Begin Information provided

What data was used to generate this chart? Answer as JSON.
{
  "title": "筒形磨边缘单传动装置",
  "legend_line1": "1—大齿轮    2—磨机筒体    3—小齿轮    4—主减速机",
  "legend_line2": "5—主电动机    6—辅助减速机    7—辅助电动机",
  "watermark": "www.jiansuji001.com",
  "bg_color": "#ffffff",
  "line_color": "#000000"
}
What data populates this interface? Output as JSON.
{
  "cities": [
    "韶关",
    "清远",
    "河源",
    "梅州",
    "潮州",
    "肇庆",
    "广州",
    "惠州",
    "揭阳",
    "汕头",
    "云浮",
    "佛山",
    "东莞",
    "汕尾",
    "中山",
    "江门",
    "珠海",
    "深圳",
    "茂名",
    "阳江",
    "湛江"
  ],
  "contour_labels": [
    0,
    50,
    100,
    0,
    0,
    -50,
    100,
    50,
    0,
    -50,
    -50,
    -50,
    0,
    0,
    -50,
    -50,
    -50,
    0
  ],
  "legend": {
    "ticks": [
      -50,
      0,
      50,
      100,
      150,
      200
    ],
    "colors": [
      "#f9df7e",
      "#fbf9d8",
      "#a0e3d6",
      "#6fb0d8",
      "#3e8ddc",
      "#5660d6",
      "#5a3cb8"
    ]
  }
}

End Information provided

### Stated problem
Copy only this span: the line that contains "What data populates", the last line, and every line between them.

### Output below
What data populates this interface? Output as JSON.
{
  "cities": [
    "韶关",
    "清远",
    "河源",
    "梅州",
    "潮州",
    "肇庆",
    "广州",
    "惠州",
    "揭阳",
    "汕头",
    "云浮",
    "佛山",
    "东莞",
    "汕尾",
    "中山",
    "江门",
    "珠海",
    "深圳",
    "茂名",
    "阳江",
    "湛江"
  ],
  "contour_labels": [
    0,
    50,
    100,
    0,
    0,
    -50,
    100,
    50,
    0,
    -50,
    -50,
    -50,
    0,
    0,
    -50,
    -50,
    -50,
    0
  ],
  "legend": {
    "ticks": [
      -50,
      0,
      50,
      100,
      150,
      200
    ],
    "colors": [
      "#f9df7e",
      "#fbf9d8",
      "#a0e3d6",
      "#6fb0d8",
      "#3e8ddc",
      "#5660d6",
      "#5a3cb8"
    ]
  }
}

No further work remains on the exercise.